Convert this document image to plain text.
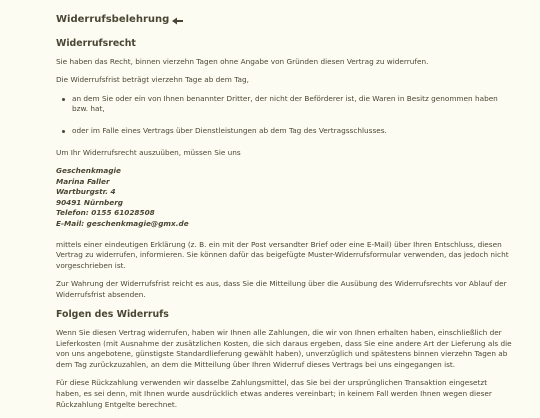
Widerrufsbelehrung
Widerrufsrecht

Sie haben das Recht, binnen vierzehn Tagen ohne Angabe von Gründen diesen Vertrag zu widerrufen.

Die Widerrufsfrist beträgt vierzehn Tage ab dem Tag,

an dem Sie oder ein von Ihnen benannter Dritter, der nicht der Beförderer ist, die Waren in Besitz genommen haben bzw. hat,
oder im Falle eines Vertrags über Dienstleistungen ab dem Tag des Vertragsschlusses.

Um Ihr Widerrufsrecht auszuüben, müssen Sie uns

Geschenkmagie
Marina Faller
Wartburgstr. 4
90491 Nürnberg
Telefon: 0155 61028508
E-Mail: geschenkmagie@gmx.de

mittels einer eindeutigen Erklärung (z. B. ein mit der Post versandter Brief oder eine E-Mail) über Ihren Entschluss, diesen Vertrag zu widerrufen, informieren. Sie können dafür das beigefügte Muster-Widerrufsformular verwenden, das jedoch nicht vorgeschrieben ist.

Zur Wahrung der Widerrufsfrist reicht es aus, dass Sie die Mitteilung über die Ausübung des Widerrufsrechts vor Ablauf der Widerrufsfrist absenden.

Folgen des Widerrufs

Wenn Sie diesen Vertrag widerrufen, haben wir Ihnen alle Zahlungen, die wir von Ihnen erhalten haben, einschließlich der Lieferkosten (mit Ausnahme der zusätzlichen Kosten, die sich daraus ergeben, dass Sie eine andere Art der Lieferung als die von uns angebotene, günstigste Standardlieferung gewählt haben), unverzüglich und spätestens binnen vierzehn Tagen ab dem Tag zurückzuzahlen, an dem die Mitteilung über Ihren Widerruf dieses Vertrags bei uns eingegangen ist.

Für diese Rückzahlung verwenden wir dasselbe Zahlungsmittel, das Sie bei der ursprünglichen Transaktion eingesetzt haben, es sei denn, mit Ihnen wurde ausdrücklich etwas anderes vereinbart; in keinem Fall werden Ihnen wegen dieser Rückzahlung Entgelte berechnet.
************
Your assignment:
Search the records for the word "nicht" and copy every line where it occurs.

Answer section:
an dem Sie oder ein von Ihnen benannter Dritter, der nicht der Beförderer ist, die Waren in Besitz genommen haben bzw. hat,
mittels einer eindeutigen Erklärung (z. B. ein mit der Post versandter Brief oder eine E-Mail) über Ihren Entschluss, diesen Vertrag zu widerrufen, informieren. Sie können dafür das beigefügte Muster-Widerrufsformular verwenden, das jedoch nicht vorgeschrieben ist.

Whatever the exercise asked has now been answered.